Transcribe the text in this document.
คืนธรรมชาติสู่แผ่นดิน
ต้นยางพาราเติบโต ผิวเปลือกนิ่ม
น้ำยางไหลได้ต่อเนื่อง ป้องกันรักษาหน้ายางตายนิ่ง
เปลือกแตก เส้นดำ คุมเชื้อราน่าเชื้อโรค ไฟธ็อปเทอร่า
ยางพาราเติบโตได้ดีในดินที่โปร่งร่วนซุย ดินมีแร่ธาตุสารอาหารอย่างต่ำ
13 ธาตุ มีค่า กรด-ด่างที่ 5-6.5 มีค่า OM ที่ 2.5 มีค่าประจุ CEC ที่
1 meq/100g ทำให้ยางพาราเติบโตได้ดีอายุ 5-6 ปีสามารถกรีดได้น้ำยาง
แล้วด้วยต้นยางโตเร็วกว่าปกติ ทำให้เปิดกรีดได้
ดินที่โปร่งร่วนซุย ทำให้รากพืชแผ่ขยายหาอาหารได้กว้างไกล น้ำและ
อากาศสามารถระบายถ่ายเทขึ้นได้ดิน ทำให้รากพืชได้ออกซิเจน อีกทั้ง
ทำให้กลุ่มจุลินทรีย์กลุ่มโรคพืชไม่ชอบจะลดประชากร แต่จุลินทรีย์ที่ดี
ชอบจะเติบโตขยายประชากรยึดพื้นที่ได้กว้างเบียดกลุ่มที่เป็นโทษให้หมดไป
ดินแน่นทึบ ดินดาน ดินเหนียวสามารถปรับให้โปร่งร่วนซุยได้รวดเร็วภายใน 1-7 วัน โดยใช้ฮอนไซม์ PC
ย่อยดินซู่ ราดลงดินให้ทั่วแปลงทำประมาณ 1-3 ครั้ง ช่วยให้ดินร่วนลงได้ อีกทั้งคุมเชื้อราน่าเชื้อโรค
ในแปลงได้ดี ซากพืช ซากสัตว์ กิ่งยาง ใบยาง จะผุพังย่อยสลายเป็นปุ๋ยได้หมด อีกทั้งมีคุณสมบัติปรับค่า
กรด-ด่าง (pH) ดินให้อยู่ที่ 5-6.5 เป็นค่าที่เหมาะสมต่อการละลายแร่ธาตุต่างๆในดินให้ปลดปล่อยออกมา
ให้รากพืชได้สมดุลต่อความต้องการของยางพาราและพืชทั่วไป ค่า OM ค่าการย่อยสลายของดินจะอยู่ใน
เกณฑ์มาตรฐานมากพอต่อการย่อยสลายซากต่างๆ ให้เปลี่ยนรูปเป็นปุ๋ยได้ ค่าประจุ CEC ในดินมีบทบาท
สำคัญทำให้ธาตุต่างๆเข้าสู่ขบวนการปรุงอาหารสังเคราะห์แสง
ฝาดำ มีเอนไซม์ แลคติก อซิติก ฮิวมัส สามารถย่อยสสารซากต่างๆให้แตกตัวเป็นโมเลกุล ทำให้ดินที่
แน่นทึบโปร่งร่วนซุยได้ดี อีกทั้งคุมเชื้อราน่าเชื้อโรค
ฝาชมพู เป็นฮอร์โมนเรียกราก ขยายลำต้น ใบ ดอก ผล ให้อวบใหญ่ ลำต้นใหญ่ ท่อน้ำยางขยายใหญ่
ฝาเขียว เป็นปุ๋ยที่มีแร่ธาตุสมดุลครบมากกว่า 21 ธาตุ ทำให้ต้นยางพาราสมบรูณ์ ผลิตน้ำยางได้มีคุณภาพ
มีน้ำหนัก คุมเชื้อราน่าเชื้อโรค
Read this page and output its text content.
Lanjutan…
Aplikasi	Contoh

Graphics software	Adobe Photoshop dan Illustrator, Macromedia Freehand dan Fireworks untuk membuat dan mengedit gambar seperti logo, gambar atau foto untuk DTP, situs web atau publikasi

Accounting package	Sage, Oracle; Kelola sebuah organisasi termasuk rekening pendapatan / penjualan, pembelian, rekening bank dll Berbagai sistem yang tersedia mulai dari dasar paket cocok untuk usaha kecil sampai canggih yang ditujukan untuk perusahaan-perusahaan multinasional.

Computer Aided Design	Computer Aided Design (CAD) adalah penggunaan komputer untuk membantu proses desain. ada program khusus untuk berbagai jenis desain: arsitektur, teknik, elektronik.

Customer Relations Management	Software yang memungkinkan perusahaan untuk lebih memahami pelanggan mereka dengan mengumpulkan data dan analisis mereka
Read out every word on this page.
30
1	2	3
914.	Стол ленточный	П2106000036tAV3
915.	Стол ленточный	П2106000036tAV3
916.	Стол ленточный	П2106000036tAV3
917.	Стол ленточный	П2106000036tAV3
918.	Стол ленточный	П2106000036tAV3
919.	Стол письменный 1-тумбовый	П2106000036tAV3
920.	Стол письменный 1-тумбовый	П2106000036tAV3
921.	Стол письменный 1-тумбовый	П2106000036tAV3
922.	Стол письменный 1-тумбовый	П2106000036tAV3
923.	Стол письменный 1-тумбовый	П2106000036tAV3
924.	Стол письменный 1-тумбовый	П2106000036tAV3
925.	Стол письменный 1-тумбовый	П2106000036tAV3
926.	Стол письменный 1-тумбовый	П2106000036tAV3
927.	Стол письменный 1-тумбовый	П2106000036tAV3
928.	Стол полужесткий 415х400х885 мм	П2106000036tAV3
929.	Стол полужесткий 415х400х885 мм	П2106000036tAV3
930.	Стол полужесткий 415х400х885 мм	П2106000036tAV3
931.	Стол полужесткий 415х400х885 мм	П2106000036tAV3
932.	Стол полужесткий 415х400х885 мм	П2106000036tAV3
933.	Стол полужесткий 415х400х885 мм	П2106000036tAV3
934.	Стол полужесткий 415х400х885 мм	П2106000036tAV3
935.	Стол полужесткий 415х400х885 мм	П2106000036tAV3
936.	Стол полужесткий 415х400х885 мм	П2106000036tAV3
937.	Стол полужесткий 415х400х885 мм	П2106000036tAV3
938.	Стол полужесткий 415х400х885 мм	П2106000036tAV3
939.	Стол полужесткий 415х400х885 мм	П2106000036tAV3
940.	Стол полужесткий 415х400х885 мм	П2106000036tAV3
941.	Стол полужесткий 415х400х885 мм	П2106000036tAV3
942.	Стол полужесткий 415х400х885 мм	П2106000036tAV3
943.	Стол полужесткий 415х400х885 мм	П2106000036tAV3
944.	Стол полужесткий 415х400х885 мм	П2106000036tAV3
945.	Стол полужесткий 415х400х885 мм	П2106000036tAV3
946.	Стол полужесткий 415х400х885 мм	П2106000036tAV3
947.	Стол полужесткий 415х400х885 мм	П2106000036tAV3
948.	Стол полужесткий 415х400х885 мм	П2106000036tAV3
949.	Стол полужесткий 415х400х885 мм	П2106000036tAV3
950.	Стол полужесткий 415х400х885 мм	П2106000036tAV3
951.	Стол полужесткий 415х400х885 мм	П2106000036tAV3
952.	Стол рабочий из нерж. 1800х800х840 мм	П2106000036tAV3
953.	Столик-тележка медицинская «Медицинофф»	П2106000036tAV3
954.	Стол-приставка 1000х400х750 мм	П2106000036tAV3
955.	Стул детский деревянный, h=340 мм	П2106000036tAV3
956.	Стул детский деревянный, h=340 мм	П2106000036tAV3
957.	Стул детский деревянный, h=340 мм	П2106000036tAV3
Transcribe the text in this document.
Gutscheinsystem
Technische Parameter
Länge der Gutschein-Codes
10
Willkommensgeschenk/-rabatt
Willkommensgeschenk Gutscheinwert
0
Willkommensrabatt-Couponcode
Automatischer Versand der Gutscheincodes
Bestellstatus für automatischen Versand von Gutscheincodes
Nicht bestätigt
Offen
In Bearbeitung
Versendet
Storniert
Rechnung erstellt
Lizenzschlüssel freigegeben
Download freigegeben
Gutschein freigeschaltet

Set problem: Copy all data exactly, start to finish.

Exercise output:
Transcribe the text in this document.
คืนธรรมชาติสู่แผ่นดิน
ต้นยางพาราเติบโต ผิวเปลือกนิ่ม
น้ำยางไหลได้ต่อเนื่อง ป้องกันรักษาหน้ายางตายนิ่ง
เปลือกแตก เส้นดำ คุมเชื้อราน่าเชื้อโรค ไฟธ็อปเทอร่า
ยางพาราเติบโตได้ดีในดินที่โปร่งร่วนซุย ดินมีแร่ธาตุสารอาหารอย่างต่ำ
13 ธาตุ มีค่า กรด-ด่างที่ 5-6.5 มีค่า OM ที่ 2.5 มีค่าประจุ CEC ที่
1 meq/100g ทำให้ยางพาราเติบโตได้ดีอายุ 5-6 ปีสามารถกรีดได้น้ำยาง
แล้วด้วยต้นยางโตเร็วกว่าปกติ ทำให้เปิดกรีดได้
ดินที่โปร่งร่วนซุย ทำให้รากพืชแผ่ขยายหาอาหารได้กว้างไกล น้ำและ
อากาศสามารถระบายถ่ายเทขึ้นได้ดิน ทำให้รากพืชได้ออกซิเจน อีกทั้ง
ทำให้กลุ่มจุลินทรีย์กลุ่มโรคพืชไม่ชอบจะลดประชากร แต่จุลินทรีย์ที่ดี
ชอบจะเติบโตขยายประชากรยึดพื้นที่ได้กว้างเบียดกลุ่มที่เป็นโทษให้หมดไป
ดินแน่นทึบ ดินดาน ดินเหนียวสามารถปรับให้โปร่งร่วนซุยได้รวดเร็วภายใน 1-7 วัน โดยใช้ฮอนไซม์ PC
ย่อยดินซู่ ราดลงดินให้ทั่วแปลงทำประมาณ 1-3 ครั้ง ช่วยให้ดินร่วนลงได้ อีกทั้งคุมเชื้อราน่าเชื้อโรค
ในแปลงได้ดี ซากพืช ซากสัตว์ กิ่งยาง ใบยาง จะผุพังย่อยสลายเป็นปุ๋ยได้หมด อีกทั้งมีคุณสมบัติปรับค่า
กรด-ด่าง (pH) ดินให้อยู่ที่ 5-6.5 เป็นค่าที่เหมาะสมต่อการละลายแร่ธาตุต่างๆในดินให้ปลดปล่อยออกมา
ให้รากพืชได้สมดุลต่อความต้องการของยางพาราและพืชทั่วไป ค่า OM ค่าการย่อยสลายของดินจะอยู่ใน
เกณฑ์มาตรฐานมากพอต่อการย่อยสลายซากต่างๆ ให้เปลี่ยนรูปเป็นปุ๋ยได้ ค่าประจุ CEC ในดินมีบทบาท
สำคัญทำให้ธาตุต่างๆเข้าสู่ขบวนการปรุงอาหารสังเคราะห์แสง
ฝาดำ มีเอนไซม์ แลคติก อซิติก ฮิวมัส สามารถย่อยสสารซากต่างๆให้แตกตัวเป็นโมเลกุล ทำให้ดินที่
แน่นทึบโปร่งร่วนซุยได้ดี อีกทั้งคุมเชื้อราน่าเชื้อโรค
ฝาชมพู เป็นฮอร์โมนเรียกราก ขยายลำต้น ใบ ดอก ผล ให้อวบใหญ่ ลำต้นใหญ่ ท่อน้ำยางขยายใหญ่
ฝาเขียว เป็นปุ๋ยที่มีแร่ธาตุสมดุลครบมากกว่า 21 ธาตุ ทำให้ต้นยางพาราสมบรูณ์ ผลิตน้ำยางได้มีคุณภาพ
มีน้ำหนัก คุมเชื้อราน่าเชื้อโรค
Read this page and output its text content.
Lanjutan…
Aplikasi	Contoh

Graphics software	Adobe Photoshop dan Illustrator, Macromedia Freehand dan Fireworks untuk membuat dan mengedit gambar seperti logo, gambar atau foto untuk DTP, situs web atau publikasi

Accounting package	Sage, Oracle; Kelola sebuah organisasi termasuk rekening pendapatan / penjualan, pembelian, rekening bank dll Berbagai sistem yang tersedia mulai dari dasar paket cocok untuk usaha kecil sampai canggih yang ditujukan untuk perusahaan-perusahaan multinasional.

Computer Aided Design	Computer Aided Design (CAD) adalah penggunaan komputer untuk membantu proses desain. ada program khusus untuk berbagai jenis desain: arsitektur, teknik, elektronik.

Customer Relations Management	Software yang memungkinkan perusahaan untuk lebih memahami pelanggan mereka dengan mengumpulkan data dan analisis mereka
Read out every word on this page.
30
1	2	3
914.	Стол ленточный	П2106000036tAV3
915.	Стол ленточный	П2106000036tAV3
916.	Стол ленточный	П2106000036tAV3
917.	Стол ленточный	П2106000036tAV3
918.	Стол ленточный	П2106000036tAV3
919.	Стол письменный 1-тумбовый	П2106000036tAV3
920.	Стол письменный 1-тумбовый	П2106000036tAV3
921.	Стол письменный 1-тумбовый	П2106000036tAV3
922.	Стол письменный 1-тумбовый	П2106000036tAV3
923.	Стол письменный 1-тумбовый	П2106000036tAV3
924.	Стол письменный 1-тумбовый	П2106000036tAV3
925.	Стол письменный 1-тумбовый	П2106000036tAV3
926.	Стол письменный 1-тумбовый	П2106000036tAV3
927.	Стол письменный 1-тумбовый	П2106000036tAV3
928.	Стол полужесткий 415х400х885 мм	П2106000036tAV3
929.	Стол полужесткий 415х400х885 мм	П2106000036tAV3
930.	Стол полужесткий 415х400х885 мм	П2106000036tAV3
931.	Стол полужесткий 415х400х885 мм	П2106000036tAV3
932.	Стол полужесткий 415х400х885 мм	П2106000036tAV3
933.	Стол полужесткий 415х400х885 мм	П2106000036tAV3
934.	Стол полужесткий 415х400х885 мм	П2106000036tAV3
935.	Стол полужесткий 415х400х885 мм	П2106000036tAV3
936.	Стол полужесткий 415х400х885 мм	П2106000036tAV3
937.	Стол полужесткий 415х400х885 мм	П2106000036tAV3
938.	Стол полужесткий 415х400х885 мм	П2106000036tAV3
939.	Стол полужесткий 415х400х885 мм	П2106000036tAV3
940.	Стол полужесткий 415х400х885 мм	П2106000036tAV3
941.	Стол полужесткий 415х400х885 мм	П2106000036tAV3
942.	Стол полужесткий 415х400х885 мм	П2106000036tAV3
943.	Стол полужесткий 415х400х885 мм	П2106000036tAV3
944.	Стол полужесткий 415х400х885 мм	П2106000036tAV3
945.	Стол полужесткий 415х400х885 мм	П2106000036tAV3
946.	Стол полужесткий 415х400х885 мм	П2106000036tAV3
947.	Стол полужесткий 415х400х885 мм	П2106000036tAV3
948.	Стол полужесткий 415х400х885 мм	П2106000036tAV3
949.	Стол полужесткий 415х400х885 мм	П2106000036tAV3
950.	Стол полужесткий 415х400х885 мм	П2106000036tAV3
951.	Стол полужесткий 415х400х885 мм	П2106000036tAV3
952.	Стол рабочий из нерж. 1800х800х840 мм	П2106000036tAV3
953.	Столик-тележка медицинская «Медицинофф»	П2106000036tAV3
954.	Стол-приставка 1000х400х750 мм	П2106000036tAV3
955.	Стул детский деревянный, h=340 мм	П2106000036tAV3
956.	Стул детский деревянный, h=340 мм	П2106000036tAV3
957.	Стул детский деревянный, h=340 мм	П2106000036tAV3
Transcribe the text in this document.
Gutscheinsystem
Technische Parameter
Länge der Gutschein-Codes
10
Willkommensgeschenk/-rabatt
Willkommensgeschenk Gutscheinwert
0
Willkommensrabatt-Couponcode
Automatischer Versand der Gutscheincodes
Bestellstatus für automatischen Versand von Gutscheincodes
Nicht bestätigt
Offen
In Bearbeitung
Versendet
Storniert
Rechnung erstellt
Lizenzschlüssel freigegeben
Download freigegeben
Gutschein freigeschaltet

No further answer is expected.